> [Input material]:
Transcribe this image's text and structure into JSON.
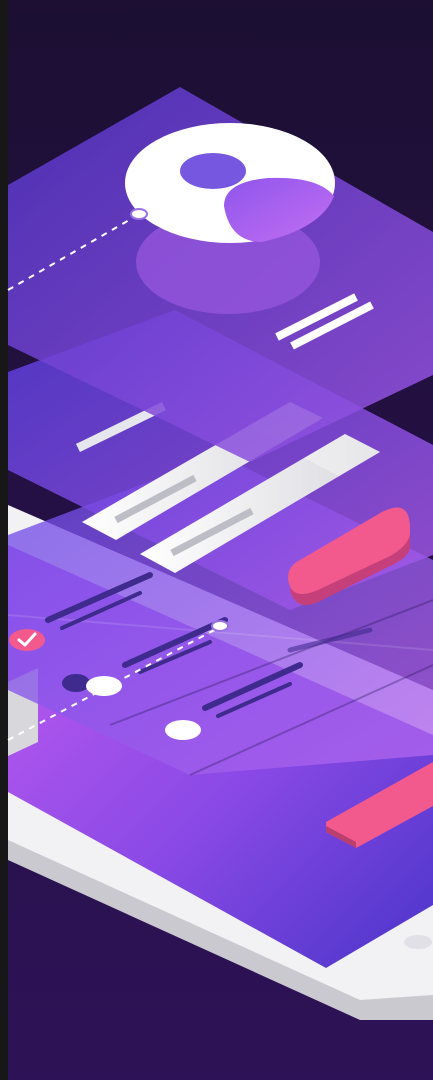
{
  "colors": {
    "background_top": "#1c0f33",
    "background_bottom": "#2e1257",
    "left_edge": "#171717",
    "panel_violet": "#7c4fe0",
    "panel_indigo": "#5b3fd9",
    "panel_magenta": "#b052e6",
    "accent_pink": "#f25a8e",
    "tablet_frame": "#f2f2f4",
    "tablet_edge": "#c9c9cf",
    "white": "#ffffff"
  },
  "icons": {
    "avatar": "user-avatar-icon",
    "checkbox": "checkmark-icon",
    "radio": "radio-toggle-icon",
    "home_button": "home-button-icon"
  },
  "checkbox_checked": true
}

> [Direction]:
Word for word, quote the full listing, omitting every picture.

> [Output for this exercise]:
Transcribe this image's text and structure into JSON.
{
  "colors": {
    "background_top": "#1c0f33",
    "background_bottom": "#2e1257",
    "left_edge": "#171717",
    "panel_violet": "#7c4fe0",
    "panel_indigo": "#5b3fd9",
    "panel_magenta": "#b052e6",
    "accent_pink": "#f25a8e",
    "tablet_frame": "#f2f2f4",
    "tablet_edge": "#c9c9cf",
    "white": "#ffffff"
  },
  "icons": {
    "avatar": "user-avatar-icon",
    "checkbox": "checkmark-icon",
    "radio": "radio-toggle-icon",
    "home_button": "home-button-icon"
  },
  "checkbox_checked": true
}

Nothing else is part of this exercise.